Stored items
[start]
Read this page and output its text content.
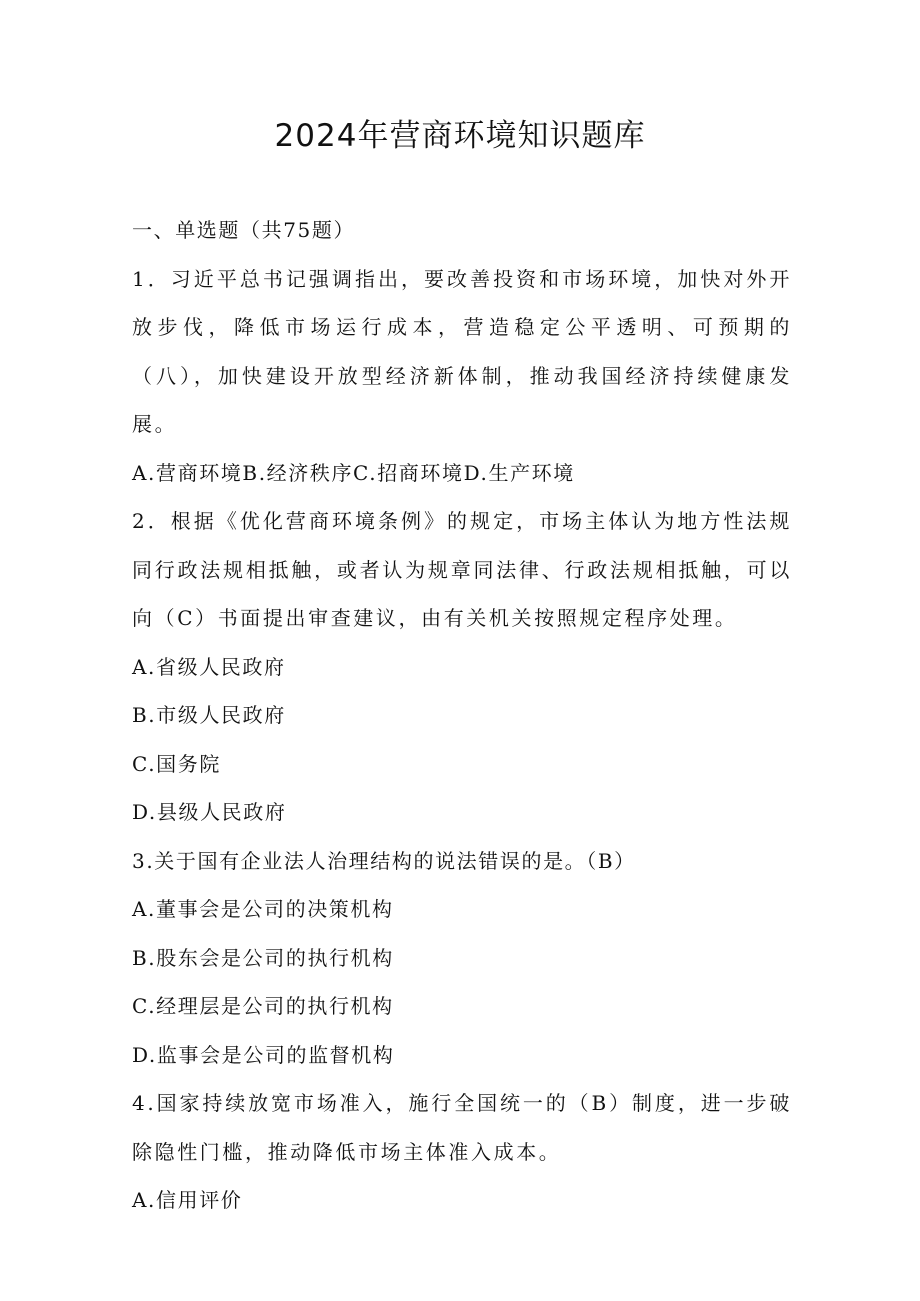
2024年营商环境知识题库
一、单选题（共75题）
1．习近平总书记强调指出，要改善投资和市场环境，加快对外开放步伐，降低市场运行成本，营造稳定公平透明、可预期的（八），加快建设开放型经济新体制，推动我国经济持续健康发展。
A.营商环境B.经济秩序C.招商环境D.生产环境
2．根据《优化营商环境条例》的规定，市场主体认为地方性法规同行政法规相抵触，或者认为规章同法律、行政法规相抵触，可以向（C）书面提出审查建议，由有关机关按照规定程序处理。
A.省级人民政府
B.市级人民政府
C.国务院
D.县级人民政府
3.关于国有企业法人治理结构的说法错误的是。（B）
A.董事会是公司的决策机构
B.股东会是公司的执行机构
C.经理层是公司的执行机构
D.监事会是公司的监督机构
4.国家持续放宽市场准入，施行全国统一的（B）制度，进一步破除隐性门槛，推动降低市场主体准入成本。
A.信用评价
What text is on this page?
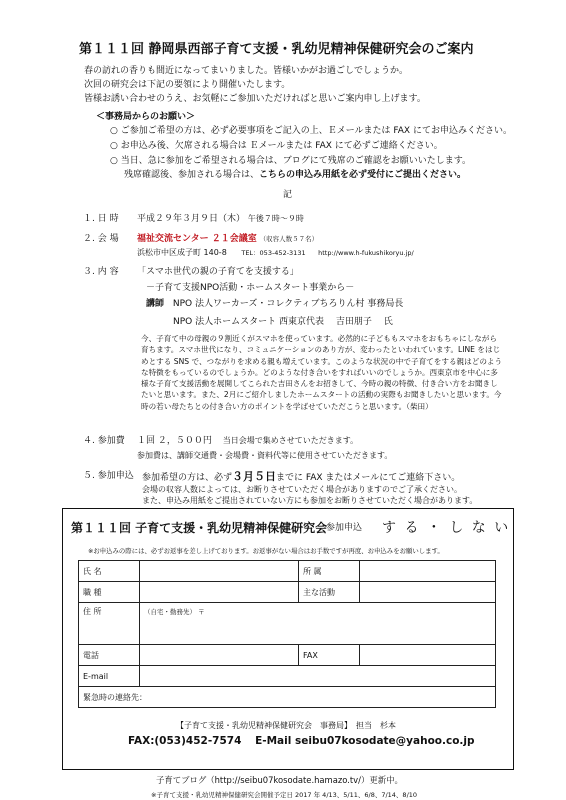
第１１１回 静岡県西部子育て支援・乳幼児精神保健研究会のご案内
春の訪れの香りも間近になってまいりました。皆様いかがお過ごしでしょうか。
次回の研究会は下記の要領により開催いたします。
皆様お誘い合わせのうえ、お気軽にご参加いただければと思いご案内申し上げます。
＜事務局からのお願い＞
○ ご参加ご希望の方は、必ず必要事項をご記入の上、Ｅメールまたは FAX にてお申込みください。
○ お申込み後、欠席される場合は Ｅメールまたは FAX にて必ずご連絡ください。
○ 当日、急に参加をご希望される場合は、ブログにて残席のご確認をお願いいたします。
残席確認後、参加される場合は、こちらの申込み用紙を必ず受付にご提出ください。
記
１. 日 時 平成２９年３月９日（木） 午後７時～９時
２. 会 場 福祉交流センター ２１会議室 （収容人数５７名）
浜松市中区成子町 140-8 TEL：053-452-3131 http://www.h-fukushikoryu.jp/
３. 内 容 「スマホ世代の親の子育てを支援する」
－子育て支援NPO活動・ホームスタート事業から－
講師 NPO 法人ワーカーズ・コレクティブちろりん村 事務局長
NPO 法人ホームスタート 西東京代表　 吉田朋子　 氏
今、子育て中の母親の９割近くがスマホを使っています。必然的に子どももスマホをおもちゃにしながら育ちます。スマホ世代になり、コミュニケーションのあり方が、変わったといわれています。LINE をはじめとする SNS で、つながりを求める親も増えています。このような状況の中で子育てをする親はどのような特徴をもっているのでしょうか。どのような付き合いをすればいいのでしょうか。西東京市を中心に多様な子育て支援活動を展開してこられた吉田さんをお招きして、今時の親の特徴、付き合い方をお聞きしたいと思います。また、2月にご紹介しましたホームスタートの活動の実際もお聞きしたいと思います。今時の若い母たちとの付き合い方のポイントを学ばせていただこうと思います。（柴田）
４. 参加費 １回 ２，５００円 当日会場で集めさせていただきます。
参加費は、講師交通費・会場費・資料代等に使用させていただきます。
５. 参加申込 参加希望の方は、必ず３月５日までに FAX またはメールにてご連絡下さい。
会場の収容人数によっては、お断りさせていただく場合がありますのでご了承ください。
また、申込み用紙をご提出されていない方にも参加をお断りさせていただく場合があります。
第１１１回 子育て支援・乳幼児精神保健研究会
参加申込 す る ・ し な い
※お申込みの際には、必ずお返事を差し上げております。お返事がない場合はお手数ですが再度、お申込みをお願いします。
氏 名		所 属	
職 種		主な活動	
住 所	（自宅・勤務先） 〒		
電話		FAX	
E-mail			
緊急時の連絡先：			
【子育て支援・乳幼児精神保健研究会　事務局】　担当　杉本
FAX:(053)452-7574 E-Mail seibu07kosodate@yahoo.co.jp
子育てブログ（http://seibu07kosodate.hamazo.tv/）更新中。
※子育て支援・乳幼児精神保健研究会開催予定日 2017 年 4/13、5/11、6/8、7/14、8/10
[end]
### THE EXERCISE
Transcribe the records above exactly as they appear, leaving out any pictures.

### THE ANSWER
Read this page and output its text content.
2024年营商环境知识题库
一、单选题（共75题）
1．习近平总书记强调指出，要改善投资和市场环境，加快对外开放步伐，降低市场运行成本，营造稳定公平透明、可预期的（八），加快建设开放型经济新体制，推动我国经济持续健康发展。
A.营商环境B.经济秩序C.招商环境D.生产环境
2．根据《优化营商环境条例》的规定，市场主体认为地方性法规同行政法规相抵触，或者认为规章同法律、行政法规相抵触，可以向（C）书面提出审查建议，由有关机关按照规定程序处理。
A.省级人民政府
B.市级人民政府
C.国务院
D.县级人民政府
3.关于国有企业法人治理结构的说法错误的是。（B）
A.董事会是公司的决策机构
B.股东会是公司的执行机构
C.经理层是公司的执行机构
D.监事会是公司的监督机构
4.国家持续放宽市场准入，施行全国统一的（B）制度，进一步破除隐性门槛，推动降低市场主体准入成本。
A.信用评价
What text is on this page?
第１１１回 静岡県西部子育て支援・乳幼児精神保健研究会のご案内
春の訪れの香りも間近になってまいりました。皆様いかがお過ごしでしょうか。
次回の研究会は下記の要領により開催いたします。
皆様お誘い合わせのうえ、お気軽にご参加いただければと思いご案内申し上げます。
＜事務局からのお願い＞
○ ご参加ご希望の方は、必ず必要事項をご記入の上、Ｅメールまたは FAX にてお申込みください。
○ お申込み後、欠席される場合は Ｅメールまたは FAX にて必ずご連絡ください。
○ 当日、急に参加をご希望される場合は、ブログにて残席のご確認をお願いいたします。
残席確認後、参加される場合は、こちらの申込み用紙を必ず受付にご提出ください。
記
１. 日 時 平成２９年３月９日（木） 午後７時～９時
２. 会 場 福祉交流センター ２１会議室 （収容人数５７名）
浜松市中区成子町 140-8 TEL：053-452-3131 http://www.h-fukushikoryu.jp/
３. 内 容 「スマホ世代の親の子育てを支援する」
－子育て支援NPO活動・ホームスタート事業から－
講師 NPO 法人ワーカーズ・コレクティブちろりん村 事務局長
NPO 法人ホームスタート 西東京代表　 吉田朋子　 氏
今、子育て中の母親の９割近くがスマホを使っています。必然的に子どももスマホをおもちゃにしながら育ちます。スマホ世代になり、コミュニケーションのあり方が、変わったといわれています。LINE をはじめとする SNS で、つながりを求める親も増えています。このような状況の中で子育てをする親はどのような特徴をもっているのでしょうか。どのような付き合いをすればいいのでしょうか。西東京市を中心に多様な子育て支援活動を展開してこられた吉田さんをお招きして、今時の親の特徴、付き合い方をお聞きしたいと思います。また、2月にご紹介しましたホームスタートの活動の実際もお聞きしたいと思います。今時の若い母たちとの付き合い方のポイントを学ばせていただこうと思います。（柴田）
４. 参加費 １回 ２，５００円 当日会場で集めさせていただきます。
参加費は、講師交通費・会場費・資料代等に使用させていただきます。
５. 参加申込 参加希望の方は、必ず３月５日までに FAX またはメールにてご連絡下さい。
会場の収容人数によっては、お断りさせていただく場合がありますのでご了承ください。
また、申込み用紙をご提出されていない方にも参加をお断りさせていただく場合があります。
第１１１回 子育て支援・乳幼児精神保健研究会
参加申込 す る ・ し な い
※お申込みの際には、必ずお返事を差し上げております。お返事がない場合はお手数ですが再度、お申込みをお願いします。
氏 名		所 属	
職 種		主な活動	
住 所	（自宅・勤務先） 〒		
電話		FAX	
E-mail			
緊急時の連絡先：			
【子育て支援・乳幼児精神保健研究会　事務局】　担当　杉本
FAX:(053)452-7574 E-Mail seibu07kosodate@yahoo.co.jp
子育てブログ（http://seibu07kosodate.hamazo.tv/）更新中。
※子育て支援・乳幼児精神保健研究会開催予定日 2017 年 4/13、5/11、6/8、7/14、8/10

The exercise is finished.